## [Given request]
Examine the material below. Gather every line in which the string "structured" appears.

Records

__________________________________________________

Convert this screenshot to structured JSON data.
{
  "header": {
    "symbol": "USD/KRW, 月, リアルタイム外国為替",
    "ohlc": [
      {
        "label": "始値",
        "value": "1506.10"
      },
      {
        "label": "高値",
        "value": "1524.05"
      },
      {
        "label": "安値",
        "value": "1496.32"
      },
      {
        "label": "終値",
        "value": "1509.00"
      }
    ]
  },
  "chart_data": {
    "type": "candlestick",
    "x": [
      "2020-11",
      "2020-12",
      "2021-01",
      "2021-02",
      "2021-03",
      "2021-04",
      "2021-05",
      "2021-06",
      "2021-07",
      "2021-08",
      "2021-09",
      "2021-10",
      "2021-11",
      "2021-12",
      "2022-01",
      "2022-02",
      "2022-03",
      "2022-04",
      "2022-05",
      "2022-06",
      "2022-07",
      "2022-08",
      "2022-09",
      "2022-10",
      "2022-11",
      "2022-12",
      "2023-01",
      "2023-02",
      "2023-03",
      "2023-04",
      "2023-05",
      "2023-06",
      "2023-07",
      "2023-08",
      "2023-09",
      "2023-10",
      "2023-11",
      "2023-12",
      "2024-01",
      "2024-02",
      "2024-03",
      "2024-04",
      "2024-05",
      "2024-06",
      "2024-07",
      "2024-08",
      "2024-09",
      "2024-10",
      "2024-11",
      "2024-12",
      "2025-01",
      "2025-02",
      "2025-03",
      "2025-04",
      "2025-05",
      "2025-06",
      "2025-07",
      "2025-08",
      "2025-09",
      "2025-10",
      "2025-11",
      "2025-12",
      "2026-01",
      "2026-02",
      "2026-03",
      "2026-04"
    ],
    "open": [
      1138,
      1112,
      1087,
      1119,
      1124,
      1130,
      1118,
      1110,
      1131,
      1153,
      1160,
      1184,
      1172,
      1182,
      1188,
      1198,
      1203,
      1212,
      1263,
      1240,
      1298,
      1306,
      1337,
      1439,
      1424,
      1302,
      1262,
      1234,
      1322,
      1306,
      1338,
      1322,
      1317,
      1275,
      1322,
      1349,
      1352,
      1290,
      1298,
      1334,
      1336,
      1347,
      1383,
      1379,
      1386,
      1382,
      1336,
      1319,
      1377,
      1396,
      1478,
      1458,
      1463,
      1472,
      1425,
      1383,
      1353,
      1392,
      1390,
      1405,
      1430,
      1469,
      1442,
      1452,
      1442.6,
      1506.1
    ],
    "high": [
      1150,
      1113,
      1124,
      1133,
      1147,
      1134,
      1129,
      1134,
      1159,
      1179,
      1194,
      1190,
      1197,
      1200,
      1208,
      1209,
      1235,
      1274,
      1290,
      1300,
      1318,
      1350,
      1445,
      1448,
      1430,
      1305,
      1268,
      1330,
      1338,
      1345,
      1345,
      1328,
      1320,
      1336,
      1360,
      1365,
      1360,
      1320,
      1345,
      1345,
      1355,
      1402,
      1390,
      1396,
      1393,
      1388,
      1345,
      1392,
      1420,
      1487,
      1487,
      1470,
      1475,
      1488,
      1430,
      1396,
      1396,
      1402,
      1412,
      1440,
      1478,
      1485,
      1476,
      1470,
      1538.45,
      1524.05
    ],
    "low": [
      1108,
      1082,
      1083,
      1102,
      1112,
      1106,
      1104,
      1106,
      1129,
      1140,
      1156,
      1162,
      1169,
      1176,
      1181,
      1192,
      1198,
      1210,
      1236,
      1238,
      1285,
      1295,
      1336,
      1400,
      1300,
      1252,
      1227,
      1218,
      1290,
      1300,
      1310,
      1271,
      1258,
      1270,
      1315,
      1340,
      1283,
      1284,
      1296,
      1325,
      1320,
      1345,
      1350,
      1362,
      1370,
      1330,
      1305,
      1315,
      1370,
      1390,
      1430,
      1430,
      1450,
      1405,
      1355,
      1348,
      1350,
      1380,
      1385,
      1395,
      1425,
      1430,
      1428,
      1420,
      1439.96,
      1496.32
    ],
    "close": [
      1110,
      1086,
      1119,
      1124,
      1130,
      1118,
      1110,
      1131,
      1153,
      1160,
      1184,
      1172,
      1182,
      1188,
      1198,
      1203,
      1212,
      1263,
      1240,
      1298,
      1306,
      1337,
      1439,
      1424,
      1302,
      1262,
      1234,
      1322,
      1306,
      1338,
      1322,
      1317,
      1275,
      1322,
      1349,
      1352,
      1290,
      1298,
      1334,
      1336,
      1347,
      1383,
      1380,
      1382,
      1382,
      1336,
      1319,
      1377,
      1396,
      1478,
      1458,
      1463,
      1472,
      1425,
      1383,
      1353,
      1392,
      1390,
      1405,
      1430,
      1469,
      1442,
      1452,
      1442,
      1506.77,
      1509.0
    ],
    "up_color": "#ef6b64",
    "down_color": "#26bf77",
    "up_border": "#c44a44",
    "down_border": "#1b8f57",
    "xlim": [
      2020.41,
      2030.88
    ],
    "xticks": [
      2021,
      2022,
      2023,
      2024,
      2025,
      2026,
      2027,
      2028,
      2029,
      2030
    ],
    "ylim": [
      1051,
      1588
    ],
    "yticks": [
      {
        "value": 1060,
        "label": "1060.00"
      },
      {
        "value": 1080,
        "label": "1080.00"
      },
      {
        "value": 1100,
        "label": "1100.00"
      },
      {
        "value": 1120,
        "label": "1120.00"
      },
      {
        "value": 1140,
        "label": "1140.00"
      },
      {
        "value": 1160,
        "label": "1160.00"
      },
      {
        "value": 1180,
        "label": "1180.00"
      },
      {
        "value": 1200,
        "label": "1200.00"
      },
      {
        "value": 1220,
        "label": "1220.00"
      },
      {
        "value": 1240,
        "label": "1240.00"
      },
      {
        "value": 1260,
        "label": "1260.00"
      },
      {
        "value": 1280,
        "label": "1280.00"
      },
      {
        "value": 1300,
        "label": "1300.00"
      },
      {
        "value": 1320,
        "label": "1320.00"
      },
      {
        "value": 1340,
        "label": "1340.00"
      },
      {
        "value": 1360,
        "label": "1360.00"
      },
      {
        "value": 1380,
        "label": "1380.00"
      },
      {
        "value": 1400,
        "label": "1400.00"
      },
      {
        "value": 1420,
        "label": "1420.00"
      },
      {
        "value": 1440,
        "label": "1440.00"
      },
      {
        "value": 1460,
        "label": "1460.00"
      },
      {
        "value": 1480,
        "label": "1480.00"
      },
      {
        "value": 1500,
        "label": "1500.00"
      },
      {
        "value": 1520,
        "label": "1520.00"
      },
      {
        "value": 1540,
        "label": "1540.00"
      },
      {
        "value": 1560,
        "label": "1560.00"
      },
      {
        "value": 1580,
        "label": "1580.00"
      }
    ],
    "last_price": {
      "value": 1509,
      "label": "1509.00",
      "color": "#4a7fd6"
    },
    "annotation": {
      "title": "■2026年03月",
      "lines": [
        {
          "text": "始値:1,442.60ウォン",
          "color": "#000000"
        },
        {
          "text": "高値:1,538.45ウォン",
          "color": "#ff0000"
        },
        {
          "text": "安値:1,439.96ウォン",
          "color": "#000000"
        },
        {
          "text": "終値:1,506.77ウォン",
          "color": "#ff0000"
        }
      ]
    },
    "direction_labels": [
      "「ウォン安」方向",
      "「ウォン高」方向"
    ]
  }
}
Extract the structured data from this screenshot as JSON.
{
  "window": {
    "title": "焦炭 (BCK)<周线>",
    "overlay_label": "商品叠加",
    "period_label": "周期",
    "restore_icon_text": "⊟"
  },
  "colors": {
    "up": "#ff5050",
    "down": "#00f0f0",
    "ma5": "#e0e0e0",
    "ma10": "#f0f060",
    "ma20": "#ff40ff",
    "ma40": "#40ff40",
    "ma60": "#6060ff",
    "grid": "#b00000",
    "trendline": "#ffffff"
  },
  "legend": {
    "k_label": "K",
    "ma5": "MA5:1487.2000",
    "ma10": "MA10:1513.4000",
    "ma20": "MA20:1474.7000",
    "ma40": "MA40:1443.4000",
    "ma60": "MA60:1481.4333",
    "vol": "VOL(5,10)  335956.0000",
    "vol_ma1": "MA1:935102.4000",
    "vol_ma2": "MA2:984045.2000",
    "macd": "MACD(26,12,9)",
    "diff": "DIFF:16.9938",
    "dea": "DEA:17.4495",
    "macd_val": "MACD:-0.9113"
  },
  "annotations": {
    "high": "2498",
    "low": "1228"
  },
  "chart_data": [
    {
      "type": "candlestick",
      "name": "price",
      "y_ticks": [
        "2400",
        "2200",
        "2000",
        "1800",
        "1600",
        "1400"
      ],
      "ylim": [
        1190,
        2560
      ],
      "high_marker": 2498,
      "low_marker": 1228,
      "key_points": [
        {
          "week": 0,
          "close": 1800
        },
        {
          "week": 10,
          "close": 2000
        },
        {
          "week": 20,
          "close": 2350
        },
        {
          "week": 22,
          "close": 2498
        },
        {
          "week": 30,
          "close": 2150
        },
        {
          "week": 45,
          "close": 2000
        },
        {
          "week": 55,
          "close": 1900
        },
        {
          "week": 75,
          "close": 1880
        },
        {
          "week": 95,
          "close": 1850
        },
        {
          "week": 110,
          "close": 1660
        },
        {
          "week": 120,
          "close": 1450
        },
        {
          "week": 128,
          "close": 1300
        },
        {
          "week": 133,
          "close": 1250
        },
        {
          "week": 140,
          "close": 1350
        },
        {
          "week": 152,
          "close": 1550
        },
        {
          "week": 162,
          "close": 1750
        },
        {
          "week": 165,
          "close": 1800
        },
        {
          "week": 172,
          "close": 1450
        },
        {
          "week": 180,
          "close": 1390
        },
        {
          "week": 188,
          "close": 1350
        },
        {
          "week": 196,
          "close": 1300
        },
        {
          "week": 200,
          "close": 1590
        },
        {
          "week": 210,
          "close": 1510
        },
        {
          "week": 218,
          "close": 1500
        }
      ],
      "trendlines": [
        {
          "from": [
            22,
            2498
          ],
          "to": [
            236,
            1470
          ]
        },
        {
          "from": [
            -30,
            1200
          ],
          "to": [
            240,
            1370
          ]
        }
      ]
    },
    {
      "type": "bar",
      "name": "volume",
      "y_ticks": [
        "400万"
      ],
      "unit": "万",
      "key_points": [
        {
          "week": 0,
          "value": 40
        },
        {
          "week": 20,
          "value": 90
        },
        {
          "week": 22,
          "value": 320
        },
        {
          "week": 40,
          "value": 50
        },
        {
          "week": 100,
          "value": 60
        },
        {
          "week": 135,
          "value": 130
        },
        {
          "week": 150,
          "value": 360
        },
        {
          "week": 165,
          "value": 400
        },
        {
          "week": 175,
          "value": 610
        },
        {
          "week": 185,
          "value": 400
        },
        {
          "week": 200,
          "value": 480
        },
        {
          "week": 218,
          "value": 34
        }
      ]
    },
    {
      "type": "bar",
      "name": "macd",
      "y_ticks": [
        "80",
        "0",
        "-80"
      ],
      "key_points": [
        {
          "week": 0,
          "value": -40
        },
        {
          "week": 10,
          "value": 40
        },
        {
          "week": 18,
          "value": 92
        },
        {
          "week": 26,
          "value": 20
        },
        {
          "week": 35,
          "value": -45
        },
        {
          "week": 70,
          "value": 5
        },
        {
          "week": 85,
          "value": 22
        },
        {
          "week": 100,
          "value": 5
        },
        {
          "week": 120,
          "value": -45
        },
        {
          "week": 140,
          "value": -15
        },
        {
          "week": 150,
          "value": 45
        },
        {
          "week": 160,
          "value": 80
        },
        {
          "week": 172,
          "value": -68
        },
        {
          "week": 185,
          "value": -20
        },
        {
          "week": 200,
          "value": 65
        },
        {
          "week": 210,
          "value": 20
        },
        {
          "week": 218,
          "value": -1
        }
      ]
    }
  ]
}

__________________________________________________

## [Result of this task]
Convert this screenshot to structured JSON data.
Extract the structured data from this screenshot as JSON.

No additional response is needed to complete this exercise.